== Exercise goal ==
Repeat, without any change, the entries presented below.
[BEGIN Data provided]
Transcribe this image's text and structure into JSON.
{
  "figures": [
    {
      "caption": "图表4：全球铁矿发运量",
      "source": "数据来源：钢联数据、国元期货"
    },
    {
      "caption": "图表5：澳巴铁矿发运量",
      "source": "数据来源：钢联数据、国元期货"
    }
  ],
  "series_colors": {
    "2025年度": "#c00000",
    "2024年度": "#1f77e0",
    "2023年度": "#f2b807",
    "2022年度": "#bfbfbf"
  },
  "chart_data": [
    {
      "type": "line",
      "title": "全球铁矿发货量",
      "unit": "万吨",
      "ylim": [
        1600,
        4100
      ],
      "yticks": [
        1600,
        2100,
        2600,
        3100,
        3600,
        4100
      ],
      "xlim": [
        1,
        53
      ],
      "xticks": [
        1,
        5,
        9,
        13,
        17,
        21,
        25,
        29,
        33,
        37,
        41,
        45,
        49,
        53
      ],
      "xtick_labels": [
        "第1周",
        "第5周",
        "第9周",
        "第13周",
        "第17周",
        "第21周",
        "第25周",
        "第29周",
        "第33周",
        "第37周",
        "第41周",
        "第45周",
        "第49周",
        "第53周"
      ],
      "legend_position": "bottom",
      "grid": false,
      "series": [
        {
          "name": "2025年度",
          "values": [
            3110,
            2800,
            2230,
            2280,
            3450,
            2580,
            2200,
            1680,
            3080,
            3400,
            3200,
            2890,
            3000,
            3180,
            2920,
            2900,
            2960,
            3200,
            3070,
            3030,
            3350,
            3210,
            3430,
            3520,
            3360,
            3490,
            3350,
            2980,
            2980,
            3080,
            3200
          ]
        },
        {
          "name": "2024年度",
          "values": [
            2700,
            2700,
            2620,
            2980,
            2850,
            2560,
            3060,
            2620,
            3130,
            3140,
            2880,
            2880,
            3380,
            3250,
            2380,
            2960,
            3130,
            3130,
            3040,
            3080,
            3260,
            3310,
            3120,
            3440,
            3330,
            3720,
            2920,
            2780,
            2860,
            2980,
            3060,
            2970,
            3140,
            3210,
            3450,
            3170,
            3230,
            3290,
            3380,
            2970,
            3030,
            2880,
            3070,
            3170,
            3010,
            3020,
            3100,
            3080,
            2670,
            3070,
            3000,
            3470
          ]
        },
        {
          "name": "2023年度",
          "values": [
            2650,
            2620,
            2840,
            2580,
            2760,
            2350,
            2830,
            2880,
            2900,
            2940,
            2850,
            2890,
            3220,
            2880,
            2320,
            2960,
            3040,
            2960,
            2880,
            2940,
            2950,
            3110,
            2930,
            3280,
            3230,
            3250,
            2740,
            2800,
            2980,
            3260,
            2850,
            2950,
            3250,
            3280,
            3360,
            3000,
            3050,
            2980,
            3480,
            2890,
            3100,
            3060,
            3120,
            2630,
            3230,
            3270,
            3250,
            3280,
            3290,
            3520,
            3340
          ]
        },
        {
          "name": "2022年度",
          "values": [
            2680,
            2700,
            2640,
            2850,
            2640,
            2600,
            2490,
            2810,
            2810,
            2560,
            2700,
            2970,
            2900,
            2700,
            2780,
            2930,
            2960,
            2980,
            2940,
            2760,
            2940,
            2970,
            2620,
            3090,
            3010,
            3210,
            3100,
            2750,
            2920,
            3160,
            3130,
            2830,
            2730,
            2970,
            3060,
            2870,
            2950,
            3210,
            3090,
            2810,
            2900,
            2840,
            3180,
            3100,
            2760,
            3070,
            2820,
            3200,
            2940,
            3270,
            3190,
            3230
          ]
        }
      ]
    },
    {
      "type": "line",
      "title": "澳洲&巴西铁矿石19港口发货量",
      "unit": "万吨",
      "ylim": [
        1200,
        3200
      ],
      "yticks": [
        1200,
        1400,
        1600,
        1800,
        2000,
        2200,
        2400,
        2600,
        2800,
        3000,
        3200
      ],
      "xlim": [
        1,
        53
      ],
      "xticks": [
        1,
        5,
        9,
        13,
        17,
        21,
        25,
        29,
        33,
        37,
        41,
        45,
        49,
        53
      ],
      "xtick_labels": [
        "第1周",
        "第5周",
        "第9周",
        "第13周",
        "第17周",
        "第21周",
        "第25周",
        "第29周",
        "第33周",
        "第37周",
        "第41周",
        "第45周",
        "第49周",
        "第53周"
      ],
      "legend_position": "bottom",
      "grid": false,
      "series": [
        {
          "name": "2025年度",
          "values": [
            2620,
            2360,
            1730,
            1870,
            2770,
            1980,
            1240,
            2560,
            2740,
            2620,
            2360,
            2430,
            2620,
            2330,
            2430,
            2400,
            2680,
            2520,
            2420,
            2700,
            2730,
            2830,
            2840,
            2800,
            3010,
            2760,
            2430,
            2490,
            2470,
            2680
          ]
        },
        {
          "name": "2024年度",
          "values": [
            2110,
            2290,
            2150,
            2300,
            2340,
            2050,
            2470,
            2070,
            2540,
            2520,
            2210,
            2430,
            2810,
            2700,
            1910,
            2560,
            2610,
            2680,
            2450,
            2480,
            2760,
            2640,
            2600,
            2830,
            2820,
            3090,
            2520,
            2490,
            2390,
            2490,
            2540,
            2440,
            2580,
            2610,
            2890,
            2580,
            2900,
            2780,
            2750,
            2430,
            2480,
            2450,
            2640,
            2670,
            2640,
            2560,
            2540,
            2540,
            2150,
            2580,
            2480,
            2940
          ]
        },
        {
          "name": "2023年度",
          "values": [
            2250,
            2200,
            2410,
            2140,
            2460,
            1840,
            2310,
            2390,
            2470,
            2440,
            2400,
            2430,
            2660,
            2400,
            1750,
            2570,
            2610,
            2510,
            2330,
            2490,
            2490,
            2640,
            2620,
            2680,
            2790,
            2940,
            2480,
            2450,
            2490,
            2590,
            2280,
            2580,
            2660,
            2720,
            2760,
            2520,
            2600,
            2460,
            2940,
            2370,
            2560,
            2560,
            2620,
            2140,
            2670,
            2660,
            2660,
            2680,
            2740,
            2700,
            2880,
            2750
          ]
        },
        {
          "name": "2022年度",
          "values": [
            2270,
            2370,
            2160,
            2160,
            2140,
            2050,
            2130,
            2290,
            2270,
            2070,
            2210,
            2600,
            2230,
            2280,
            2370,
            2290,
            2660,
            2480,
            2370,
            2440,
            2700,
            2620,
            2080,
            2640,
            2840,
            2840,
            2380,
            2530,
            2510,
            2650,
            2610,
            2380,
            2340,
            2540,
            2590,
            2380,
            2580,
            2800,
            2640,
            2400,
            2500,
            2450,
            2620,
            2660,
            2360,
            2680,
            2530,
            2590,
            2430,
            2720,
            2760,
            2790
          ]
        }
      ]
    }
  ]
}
[END Data provided]
== Final result ==
Transcribe this image's text and structure into JSON.
{
  "figures": [
    {
      "caption": "图表4：全球铁矿发运量",
      "source": "数据来源：钢联数据、国元期货"
    },
    {
      "caption": "图表5：澳巴铁矿发运量",
      "source": "数据来源：钢联数据、国元期货"
    }
  ],
  "series_colors": {
    "2025年度": "#c00000",
    "2024年度": "#1f77e0",
    "2023年度": "#f2b807",
    "2022年度": "#bfbfbf"
  },
  "chart_data": [
    {
      "type": "line",
      "title": "全球铁矿发货量",
      "unit": "万吨",
      "ylim": [
        1600,
        4100
      ],
      "yticks": [
        1600,
        2100,
        2600,
        3100,
        3600,
        4100
      ],
      "xlim": [
        1,
        53
      ],
      "xticks": [
        1,
        5,
        9,
        13,
        17,
        21,
        25,
        29,
        33,
        37,
        41,
        45,
        49,
        53
      ],
      "xtick_labels": [
        "第1周",
        "第5周",
        "第9周",
        "第13周",
        "第17周",
        "第21周",
        "第25周",
        "第29周",
        "第33周",
        "第37周",
        "第41周",
        "第45周",
        "第49周",
        "第53周"
      ],
      "legend_position": "bottom",
      "grid": false,
      "series": [
        {
          "name": "2025年度",
          "values": [
            3110,
            2800,
            2230,
            2280,
            3450,
            2580,
            2200,
            1680,
            3080,
            3400,
            3200,
            2890,
            3000,
            3180,
            2920,
            2900,
            2960,
            3200,
            3070,
            3030,
            3350,
            3210,
            3430,
            3520,
            3360,
            3490,
            3350,
            2980,
            2980,
            3080,
            3200
          ]
        },
        {
          "name": "2024年度",
          "values": [
            2700,
            2700,
            2620,
            2980,
            2850,
            2560,
            3060,
            2620,
            3130,
            3140,
            2880,
            2880,
            3380,
            3250,
            2380,
            2960,
            3130,
            3130,
            3040,
            3080,
            3260,
            3310,
            3120,
            3440,
            3330,
            3720,
            2920,
            2780,
            2860,
            2980,
            3060,
            2970,
            3140,
            3210,
            3450,
            3170,
            3230,
            3290,
            3380,
            2970,
            3030,
            2880,
            3070,
            3170,
            3010,
            3020,
            3100,
            3080,
            2670,
            3070,
            3000,
            3470
          ]
        },
        {
          "name": "2023年度",
          "values": [
            2650,
            2620,
            2840,
            2580,
            2760,
            2350,
            2830,
            2880,
            2900,
            2940,
            2850,
            2890,
            3220,
            2880,
            2320,
            2960,
            3040,
            2960,
            2880,
            2940,
            2950,
            3110,
            2930,
            3280,
            3230,
            3250,
            2740,
            2800,
            2980,
            3260,
            2850,
            2950,
            3250,
            3280,
            3360,
            3000,
            3050,
            2980,
            3480,
            2890,
            3100,
            3060,
            3120,
            2630,
            3230,
            3270,
            3250,
            3280,
            3290,
            3520,
            3340
          ]
        },
        {
          "name": "2022年度",
          "values": [
            2680,
            2700,
            2640,
            2850,
            2640,
            2600,
            2490,
            2810,
            2810,
            2560,
            2700,
            2970,
            2900,
            2700,
            2780,
            2930,
            2960,
            2980,
            2940,
            2760,
            2940,
            2970,
            2620,
            3090,
            3010,
            3210,
            3100,
            2750,
            2920,
            3160,
            3130,
            2830,
            2730,
            2970,
            3060,
            2870,
            2950,
            3210,
            3090,
            2810,
            2900,
            2840,
            3180,
            3100,
            2760,
            3070,
            2820,
            3200,
            2940,
            3270,
            3190,
            3230
          ]
        }
      ]
    },
    {
      "type": "line",
      "title": "澳洲&巴西铁矿石19港口发货量",
      "unit": "万吨",
      "ylim": [
        1200,
        3200
      ],
      "yticks": [
        1200,
        1400,
        1600,
        1800,
        2000,
        2200,
        2400,
        2600,
        2800,
        3000,
        3200
      ],
      "xlim": [
        1,
        53
      ],
      "xticks": [
        1,
        5,
        9,
        13,
        17,
        21,
        25,
        29,
        33,
        37,
        41,
        45,
        49,
        53
      ],
      "xtick_labels": [
        "第1周",
        "第5周",
        "第9周",
        "第13周",
        "第17周",
        "第21周",
        "第25周",
        "第29周",
        "第33周",
        "第37周",
        "第41周",
        "第45周",
        "第49周",
        "第53周"
      ],
      "legend_position": "bottom",
      "grid": false,
      "series": [
        {
          "name": "2025年度",
          "values": [
            2620,
            2360,
            1730,
            1870,
            2770,
            1980,
            1240,
            2560,
            2740,
            2620,
            2360,
            2430,
            2620,
            2330,
            2430,
            2400,
            2680,
            2520,
            2420,
            2700,
            2730,
            2830,
            2840,
            2800,
            3010,
            2760,
            2430,
            2490,
            2470,
            2680
          ]
        },
        {
          "name": "2024年度",
          "values": [
            2110,
            2290,
            2150,
            2300,
            2340,
            2050,
            2470,
            2070,
            2540,
            2520,
            2210,
            2430,
            2810,
            2700,
            1910,
            2560,
            2610,
            2680,
            2450,
            2480,
            2760,
            2640,
            2600,
            2830,
            2820,
            3090,
            2520,
            2490,
            2390,
            2490,
            2540,
            2440,
            2580,
            2610,
            2890,
            2580,
            2900,
            2780,
            2750,
            2430,
            2480,
            2450,
            2640,
            2670,
            2640,
            2560,
            2540,
            2540,
            2150,
            2580,
            2480,
            2940
          ]
        },
        {
          "name": "2023年度",
          "values": [
            2250,
            2200,
            2410,
            2140,
            2460,
            1840,
            2310,
            2390,
            2470,
            2440,
            2400,
            2430,
            2660,
            2400,
            1750,
            2570,
            2610,
            2510,
            2330,
            2490,
            2490,
            2640,
            2620,
            2680,
            2790,
            2940,
            2480,
            2450,
            2490,
            2590,
            2280,
            2580,
            2660,
            2720,
            2760,
            2520,
            2600,
            2460,
            2940,
            2370,
            2560,
            2560,
            2620,
            2140,
            2670,
            2660,
            2660,
            2680,
            2740,
            2700,
            2880,
            2750
          ]
        },
        {
          "name": "2022年度",
          "values": [
            2270,
            2370,
            2160,
            2160,
            2140,
            2050,
            2130,
            2290,
            2270,
            2070,
            2210,
            2600,
            2230,
            2280,
            2370,
            2290,
            2660,
            2480,
            2370,
            2440,
            2700,
            2620,
            2080,
            2640,
            2840,
            2840,
            2380,
            2530,
            2510,
            2650,
            2610,
            2380,
            2340,
            2540,
            2590,
            2380,
            2580,
            2800,
            2640,
            2400,
            2500,
            2450,
            2620,
            2660,
            2360,
            2680,
            2530,
            2590,
            2430,
            2720,
            2760,
            2790
          ]
        }
      ]
    }
  ]
}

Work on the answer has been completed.